● Exercise prompt:
Write out every line of the material as it stands, apart from the pictures.

## BEGIN Dataset records

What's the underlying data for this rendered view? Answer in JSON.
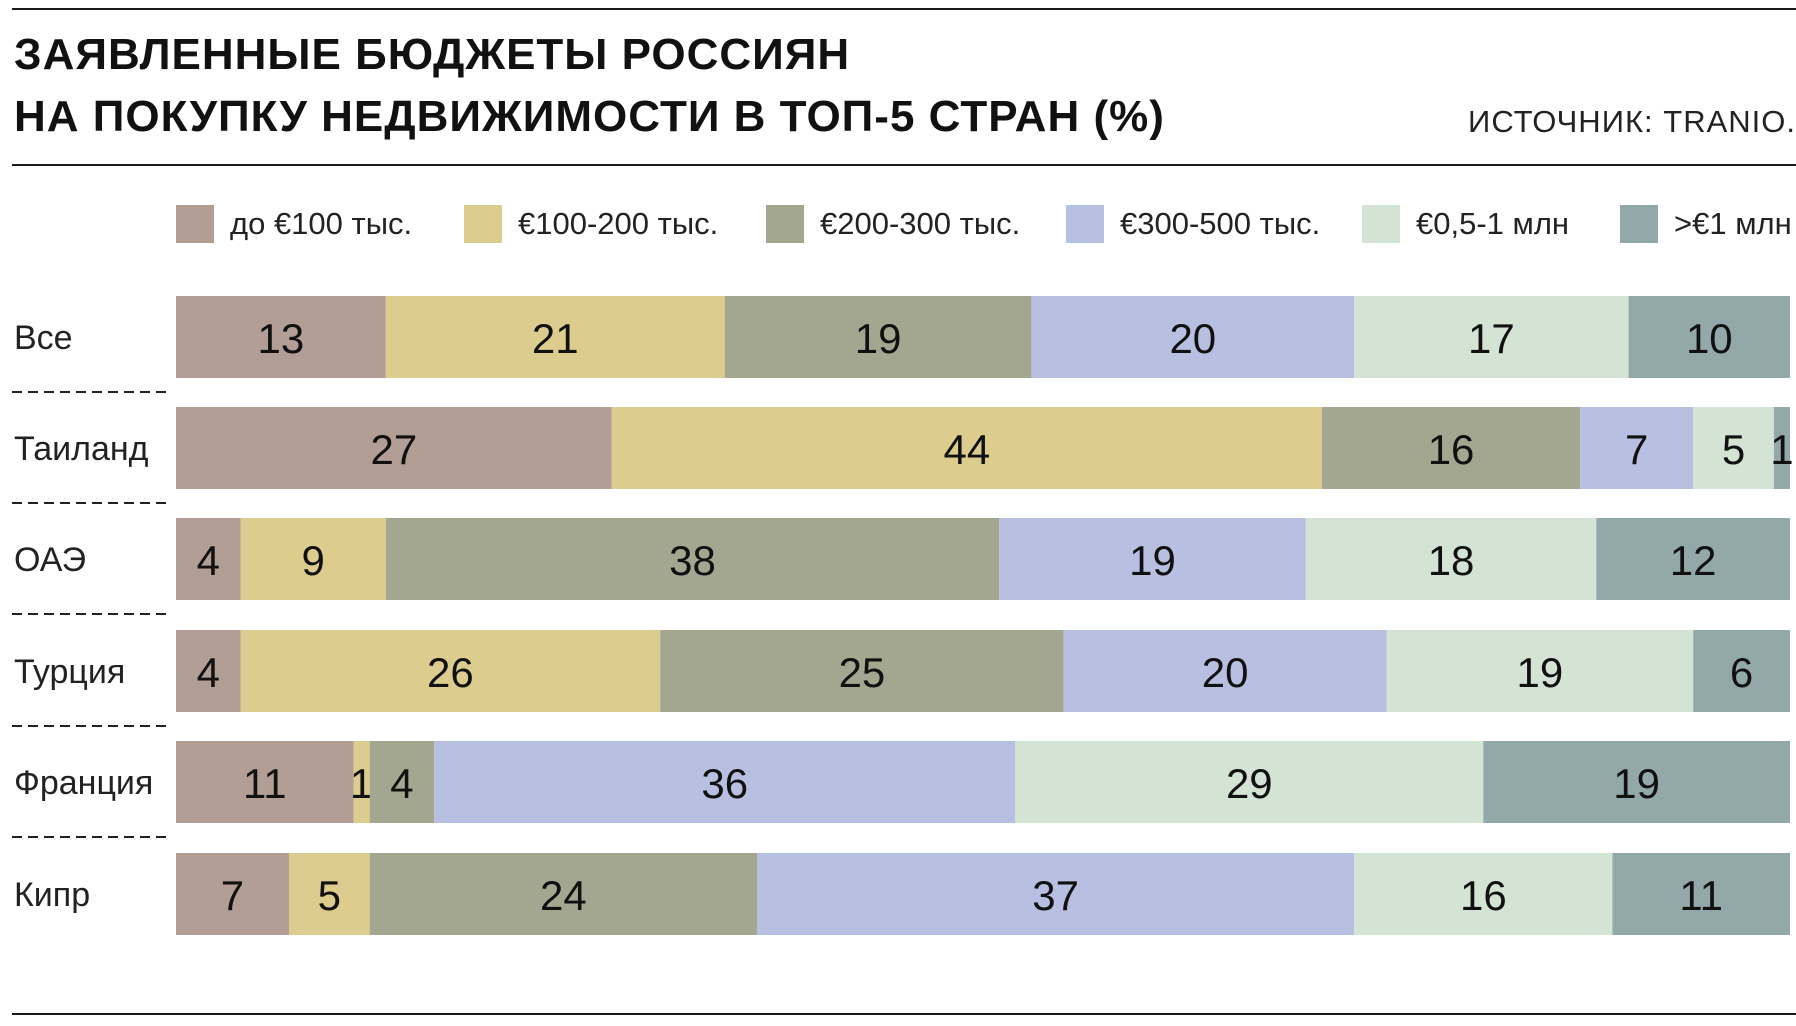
{
  "title_line1": "ЗАЯВЛЕННЫЕ БЮДЖЕТЫ РОССИЯН",
  "title_line2": "НА ПОКУПКУ НЕДВИЖИМОСТИ В ТОП-5 СТРАН (%)",
  "source": "ИСТОЧНИК: TRANIO.",
  "chart_data": {
    "type": "bar",
    "orientation": "horizontal",
    "stacked": true,
    "categories": [
      "Все",
      "Таиланд",
      "ОАЭ",
      "Турция",
      "Франция",
      "Кипр"
    ],
    "series": [
      {
        "name": "до €100 тыс.",
        "color": "#b39e95",
        "values": [
          13,
          27,
          4,
          4,
          11,
          7
        ]
      },
      {
        "name": "€100-200 тыс.",
        "color": "#dccd8e",
        "values": [
          21,
          44,
          9,
          26,
          1,
          5
        ]
      },
      {
        "name": "€200-300 тыс.",
        "color": "#a4a78f",
        "values": [
          19,
          16,
          38,
          25,
          4,
          24
        ]
      },
      {
        "name": "€300-500 тыс.",
        "color": "#b7c0e1",
        "values": [
          20,
          7,
          19,
          20,
          36,
          37
        ]
      },
      {
        "name": "€0,5-1 млн",
        "color": "#d3e3d4",
        "values": [
          17,
          5,
          18,
          19,
          29,
          16
        ]
      },
      {
        "name": ">€1 млн",
        "color": "#93a9a9",
        "values": [
          10,
          1,
          12,
          6,
          19,
          11
        ]
      }
    ],
    "legend_position": "top",
    "value_labels": true,
    "grid": false
  }
}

## END Dataset records

● Answer for this exercise:
What's the underlying data for this rendered view? Answer in JSON.
{
  "title_line1": "ЗАЯВЛЕННЫЕ БЮДЖЕТЫ РОССИЯН",
  "title_line2": "НА ПОКУПКУ НЕДВИЖИМОСТИ В ТОП-5 СТРАН (%)",
  "source": "ИСТОЧНИК: TRANIO.",
  "chart_data": {
    "type": "bar",
    "orientation": "horizontal",
    "stacked": true,
    "categories": [
      "Все",
      "Таиланд",
      "ОАЭ",
      "Турция",
      "Франция",
      "Кипр"
    ],
    "series": [
      {
        "name": "до €100 тыс.",
        "color": "#b39e95",
        "values": [
          13,
          27,
          4,
          4,
          11,
          7
        ]
      },
      {
        "name": "€100-200 тыс.",
        "color": "#dccd8e",
        "values": [
          21,
          44,
          9,
          26,
          1,
          5
        ]
      },
      {
        "name": "€200-300 тыс.",
        "color": "#a4a78f",
        "values": [
          19,
          16,
          38,
          25,
          4,
          24
        ]
      },
      {
        "name": "€300-500 тыс.",
        "color": "#b7c0e1",
        "values": [
          20,
          7,
          19,
          20,
          36,
          37
        ]
      },
      {
        "name": "€0,5-1 млн",
        "color": "#d3e3d4",
        "values": [
          17,
          5,
          18,
          19,
          29,
          16
        ]
      },
      {
        "name": ">€1 млн",
        "color": "#93a9a9",
        "values": [
          10,
          1,
          12,
          6,
          19,
          11
        ]
      }
    ],
    "legend_position": "top",
    "value_labels": true,
    "grid": false
  }
}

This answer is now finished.